━━ Supplied records

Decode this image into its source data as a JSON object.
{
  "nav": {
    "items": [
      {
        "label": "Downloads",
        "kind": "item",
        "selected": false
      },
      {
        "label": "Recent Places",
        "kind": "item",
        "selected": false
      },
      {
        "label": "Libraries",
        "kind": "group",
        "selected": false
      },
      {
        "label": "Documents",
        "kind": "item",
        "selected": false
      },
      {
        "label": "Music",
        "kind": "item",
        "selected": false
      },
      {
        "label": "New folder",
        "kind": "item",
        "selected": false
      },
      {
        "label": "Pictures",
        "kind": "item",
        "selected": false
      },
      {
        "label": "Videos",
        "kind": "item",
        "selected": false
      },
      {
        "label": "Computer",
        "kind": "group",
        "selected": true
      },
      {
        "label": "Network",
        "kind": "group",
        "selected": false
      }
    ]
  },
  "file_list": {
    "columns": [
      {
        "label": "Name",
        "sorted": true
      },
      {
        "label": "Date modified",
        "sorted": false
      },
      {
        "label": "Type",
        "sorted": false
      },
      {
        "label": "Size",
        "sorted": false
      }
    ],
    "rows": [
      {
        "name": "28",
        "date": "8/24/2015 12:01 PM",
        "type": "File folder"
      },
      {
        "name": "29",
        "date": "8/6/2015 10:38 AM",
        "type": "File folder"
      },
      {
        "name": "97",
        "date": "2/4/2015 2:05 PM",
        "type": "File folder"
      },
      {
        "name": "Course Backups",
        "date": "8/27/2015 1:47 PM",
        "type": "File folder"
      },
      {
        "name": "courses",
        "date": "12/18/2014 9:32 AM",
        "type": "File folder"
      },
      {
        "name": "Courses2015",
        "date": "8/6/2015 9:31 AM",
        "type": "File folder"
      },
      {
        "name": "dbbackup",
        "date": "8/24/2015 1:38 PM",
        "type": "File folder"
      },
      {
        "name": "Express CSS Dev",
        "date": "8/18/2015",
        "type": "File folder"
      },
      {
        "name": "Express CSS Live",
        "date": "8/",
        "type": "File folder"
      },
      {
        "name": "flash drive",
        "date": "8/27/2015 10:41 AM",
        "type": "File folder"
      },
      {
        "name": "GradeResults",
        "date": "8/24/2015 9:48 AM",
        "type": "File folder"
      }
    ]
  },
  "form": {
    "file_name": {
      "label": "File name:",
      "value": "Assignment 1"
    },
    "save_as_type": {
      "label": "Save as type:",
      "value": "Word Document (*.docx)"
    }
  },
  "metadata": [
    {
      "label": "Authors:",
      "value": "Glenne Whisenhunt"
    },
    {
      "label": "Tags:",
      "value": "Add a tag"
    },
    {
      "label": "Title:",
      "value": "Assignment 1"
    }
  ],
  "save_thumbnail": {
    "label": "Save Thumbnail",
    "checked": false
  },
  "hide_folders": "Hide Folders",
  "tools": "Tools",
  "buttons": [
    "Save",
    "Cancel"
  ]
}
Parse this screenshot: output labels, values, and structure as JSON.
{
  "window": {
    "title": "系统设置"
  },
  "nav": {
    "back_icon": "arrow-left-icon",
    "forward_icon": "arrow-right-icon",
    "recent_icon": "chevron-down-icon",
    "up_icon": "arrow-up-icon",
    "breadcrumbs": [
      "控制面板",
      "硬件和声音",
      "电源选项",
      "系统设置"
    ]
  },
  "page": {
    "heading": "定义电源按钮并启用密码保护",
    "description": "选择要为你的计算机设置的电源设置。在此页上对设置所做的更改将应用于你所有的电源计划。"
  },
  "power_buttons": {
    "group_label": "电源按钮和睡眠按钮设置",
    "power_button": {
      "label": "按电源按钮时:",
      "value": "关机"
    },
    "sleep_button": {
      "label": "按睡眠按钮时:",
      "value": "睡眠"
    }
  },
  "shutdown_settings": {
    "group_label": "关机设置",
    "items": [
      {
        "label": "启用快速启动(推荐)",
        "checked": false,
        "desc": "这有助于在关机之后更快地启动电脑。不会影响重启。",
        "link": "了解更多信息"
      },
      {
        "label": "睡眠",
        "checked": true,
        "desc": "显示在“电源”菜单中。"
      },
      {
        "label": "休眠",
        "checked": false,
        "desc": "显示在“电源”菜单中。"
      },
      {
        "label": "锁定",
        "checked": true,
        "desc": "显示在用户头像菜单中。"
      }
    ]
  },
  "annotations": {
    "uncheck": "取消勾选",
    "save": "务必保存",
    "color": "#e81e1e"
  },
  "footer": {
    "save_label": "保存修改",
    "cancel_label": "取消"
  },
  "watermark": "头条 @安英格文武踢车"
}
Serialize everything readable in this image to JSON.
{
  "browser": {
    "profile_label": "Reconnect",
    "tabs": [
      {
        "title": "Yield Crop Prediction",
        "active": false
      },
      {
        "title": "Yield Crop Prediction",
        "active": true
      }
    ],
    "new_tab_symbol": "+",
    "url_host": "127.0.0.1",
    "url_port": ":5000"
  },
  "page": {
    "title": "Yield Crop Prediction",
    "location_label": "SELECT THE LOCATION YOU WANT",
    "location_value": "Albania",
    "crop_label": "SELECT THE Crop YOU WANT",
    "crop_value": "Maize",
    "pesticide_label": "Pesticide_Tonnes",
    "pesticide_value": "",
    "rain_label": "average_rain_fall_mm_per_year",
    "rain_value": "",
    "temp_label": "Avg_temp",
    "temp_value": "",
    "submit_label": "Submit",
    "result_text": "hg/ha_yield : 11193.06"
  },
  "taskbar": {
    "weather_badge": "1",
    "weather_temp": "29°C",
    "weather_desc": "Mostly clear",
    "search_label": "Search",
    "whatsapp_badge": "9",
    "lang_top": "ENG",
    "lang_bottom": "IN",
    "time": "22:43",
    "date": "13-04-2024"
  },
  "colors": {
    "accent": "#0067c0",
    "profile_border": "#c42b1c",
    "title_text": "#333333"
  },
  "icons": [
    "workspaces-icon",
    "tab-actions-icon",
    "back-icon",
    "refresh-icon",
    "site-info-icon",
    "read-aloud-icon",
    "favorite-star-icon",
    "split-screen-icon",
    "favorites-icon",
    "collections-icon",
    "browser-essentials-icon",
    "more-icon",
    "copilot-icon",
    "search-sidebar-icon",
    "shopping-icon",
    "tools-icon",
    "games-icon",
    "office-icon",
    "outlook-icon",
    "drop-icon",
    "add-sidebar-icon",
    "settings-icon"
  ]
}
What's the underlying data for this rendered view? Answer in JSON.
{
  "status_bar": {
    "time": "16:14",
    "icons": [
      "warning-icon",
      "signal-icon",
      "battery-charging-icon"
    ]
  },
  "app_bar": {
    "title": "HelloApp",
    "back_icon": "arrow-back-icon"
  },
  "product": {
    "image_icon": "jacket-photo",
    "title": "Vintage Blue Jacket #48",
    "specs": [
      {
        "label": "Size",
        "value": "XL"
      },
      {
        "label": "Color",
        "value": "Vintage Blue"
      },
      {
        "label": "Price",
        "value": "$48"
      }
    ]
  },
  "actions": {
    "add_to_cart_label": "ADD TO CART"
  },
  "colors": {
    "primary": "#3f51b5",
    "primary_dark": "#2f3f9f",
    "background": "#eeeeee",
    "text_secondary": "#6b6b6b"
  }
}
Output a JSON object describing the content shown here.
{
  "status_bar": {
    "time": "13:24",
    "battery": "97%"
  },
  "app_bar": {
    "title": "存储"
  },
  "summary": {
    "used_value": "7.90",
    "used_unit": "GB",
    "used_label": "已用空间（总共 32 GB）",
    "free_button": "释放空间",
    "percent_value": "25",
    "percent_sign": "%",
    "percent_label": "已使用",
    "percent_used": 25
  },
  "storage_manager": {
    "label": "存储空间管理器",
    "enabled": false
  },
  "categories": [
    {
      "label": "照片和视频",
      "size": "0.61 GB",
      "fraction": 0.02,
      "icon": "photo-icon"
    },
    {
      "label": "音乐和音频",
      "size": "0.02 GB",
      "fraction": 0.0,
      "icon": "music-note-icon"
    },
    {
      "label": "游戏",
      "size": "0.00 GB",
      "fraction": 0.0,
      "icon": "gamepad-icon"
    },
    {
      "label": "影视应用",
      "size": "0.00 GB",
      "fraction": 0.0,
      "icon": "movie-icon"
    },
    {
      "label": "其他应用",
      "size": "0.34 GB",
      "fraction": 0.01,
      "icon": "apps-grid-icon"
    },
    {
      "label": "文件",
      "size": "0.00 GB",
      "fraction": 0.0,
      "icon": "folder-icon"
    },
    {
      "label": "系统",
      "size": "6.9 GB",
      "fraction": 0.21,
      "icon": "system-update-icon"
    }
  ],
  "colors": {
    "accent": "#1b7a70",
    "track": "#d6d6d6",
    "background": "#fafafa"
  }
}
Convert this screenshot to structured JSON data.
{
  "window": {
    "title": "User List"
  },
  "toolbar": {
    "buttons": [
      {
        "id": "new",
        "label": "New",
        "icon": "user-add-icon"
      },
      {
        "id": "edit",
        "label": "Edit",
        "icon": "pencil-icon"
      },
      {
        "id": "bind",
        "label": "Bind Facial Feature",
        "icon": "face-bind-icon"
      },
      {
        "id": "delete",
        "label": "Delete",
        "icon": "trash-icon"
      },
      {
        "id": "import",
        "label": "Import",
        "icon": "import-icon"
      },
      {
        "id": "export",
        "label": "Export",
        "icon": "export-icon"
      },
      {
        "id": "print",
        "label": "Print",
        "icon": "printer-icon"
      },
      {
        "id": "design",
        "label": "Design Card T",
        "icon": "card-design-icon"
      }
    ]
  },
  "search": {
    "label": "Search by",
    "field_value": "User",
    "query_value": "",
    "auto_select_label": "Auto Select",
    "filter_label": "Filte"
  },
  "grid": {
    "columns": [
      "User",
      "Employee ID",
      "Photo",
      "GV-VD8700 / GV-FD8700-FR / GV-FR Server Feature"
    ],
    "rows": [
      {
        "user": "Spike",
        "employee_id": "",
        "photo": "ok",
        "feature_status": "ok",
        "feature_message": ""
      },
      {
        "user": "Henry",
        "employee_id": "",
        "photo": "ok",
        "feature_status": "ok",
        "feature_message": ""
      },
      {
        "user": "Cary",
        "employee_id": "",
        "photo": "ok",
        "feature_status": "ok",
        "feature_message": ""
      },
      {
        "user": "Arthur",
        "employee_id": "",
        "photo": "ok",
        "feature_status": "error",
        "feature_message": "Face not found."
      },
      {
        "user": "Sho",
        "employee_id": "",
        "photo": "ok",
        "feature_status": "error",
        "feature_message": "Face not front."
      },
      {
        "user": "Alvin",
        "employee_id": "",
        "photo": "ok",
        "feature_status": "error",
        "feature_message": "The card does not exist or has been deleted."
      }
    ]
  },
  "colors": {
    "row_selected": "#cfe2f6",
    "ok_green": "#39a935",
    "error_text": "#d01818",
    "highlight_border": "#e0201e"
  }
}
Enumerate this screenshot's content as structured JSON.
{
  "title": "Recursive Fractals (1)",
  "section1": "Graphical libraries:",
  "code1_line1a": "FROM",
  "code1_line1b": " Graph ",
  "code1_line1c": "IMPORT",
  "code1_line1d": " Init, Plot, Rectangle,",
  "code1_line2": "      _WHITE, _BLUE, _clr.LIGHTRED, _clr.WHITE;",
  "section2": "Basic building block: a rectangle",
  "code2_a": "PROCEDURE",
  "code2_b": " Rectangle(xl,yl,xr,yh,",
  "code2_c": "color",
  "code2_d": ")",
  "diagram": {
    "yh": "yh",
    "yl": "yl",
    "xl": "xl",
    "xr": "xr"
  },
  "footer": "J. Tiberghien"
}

━━━━

§ **Task instructions**
Give the count of lines holding the word "arrow", with no other words.

§ **Expected answer**
4